- _Written instruction_
Provide the data again in its entirety, exactly as given.

- _Entries supplied_
+++++

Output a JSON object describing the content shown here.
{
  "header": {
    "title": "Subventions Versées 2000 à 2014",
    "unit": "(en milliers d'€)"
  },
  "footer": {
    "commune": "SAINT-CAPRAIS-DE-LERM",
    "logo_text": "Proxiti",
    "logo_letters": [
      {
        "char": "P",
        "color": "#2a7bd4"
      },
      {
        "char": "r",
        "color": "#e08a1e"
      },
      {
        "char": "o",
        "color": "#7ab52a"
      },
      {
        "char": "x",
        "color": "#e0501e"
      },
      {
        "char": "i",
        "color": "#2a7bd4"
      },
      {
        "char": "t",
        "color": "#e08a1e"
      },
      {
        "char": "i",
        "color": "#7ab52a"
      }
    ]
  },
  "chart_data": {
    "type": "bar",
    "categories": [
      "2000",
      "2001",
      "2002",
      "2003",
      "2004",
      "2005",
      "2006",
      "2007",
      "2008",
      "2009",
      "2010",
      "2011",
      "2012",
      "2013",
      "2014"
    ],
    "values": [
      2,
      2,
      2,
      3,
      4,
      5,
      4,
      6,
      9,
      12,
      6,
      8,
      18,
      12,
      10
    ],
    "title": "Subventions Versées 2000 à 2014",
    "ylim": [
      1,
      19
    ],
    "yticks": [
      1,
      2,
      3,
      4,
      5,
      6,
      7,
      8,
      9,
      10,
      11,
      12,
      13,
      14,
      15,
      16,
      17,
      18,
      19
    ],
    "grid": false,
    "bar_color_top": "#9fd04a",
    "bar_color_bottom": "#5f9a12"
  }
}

+++++

- _Solution to the exercise_
Output a JSON object describing the content shown here.
{
  "header": {
    "title": "Subventions Versées 2000 à 2014",
    "unit": "(en milliers d'€)"
  },
  "footer": {
    "commune": "SAINT-CAPRAIS-DE-LERM",
    "logo_text": "Proxiti",
    "logo_letters": [
      {
        "char": "P",
        "color": "#2a7bd4"
      },
      {
        "char": "r",
        "color": "#e08a1e"
      },
      {
        "char": "o",
        "color": "#7ab52a"
      },
      {
        "char": "x",
        "color": "#e0501e"
      },
      {
        "char": "i",
        "color": "#2a7bd4"
      },
      {
        "char": "t",
        "color": "#e08a1e"
      },
      {
        "char": "i",
        "color": "#7ab52a"
      }
    ]
  },
  "chart_data": {
    "type": "bar",
    "categories": [
      "2000",
      "2001",
      "2002",
      "2003",
      "2004",
      "2005",
      "2006",
      "2007",
      "2008",
      "2009",
      "2010",
      "2011",
      "2012",
      "2013",
      "2014"
    ],
    "values": [
      2,
      2,
      2,
      3,
      4,
      5,
      4,
      6,
      9,
      12,
      6,
      8,
      18,
      12,
      10
    ],
    "title": "Subventions Versées 2000 à 2014",
    "ylim": [
      1,
      19
    ],
    "yticks": [
      1,
      2,
      3,
      4,
      5,
      6,
      7,
      8,
      9,
      10,
      11,
      12,
      13,
      14,
      15,
      16,
      17,
      18,
      19
    ],
    "grid": false,
    "bar_color_top": "#9fd04a",
    "bar_color_bottom": "#5f9a12"
  }
}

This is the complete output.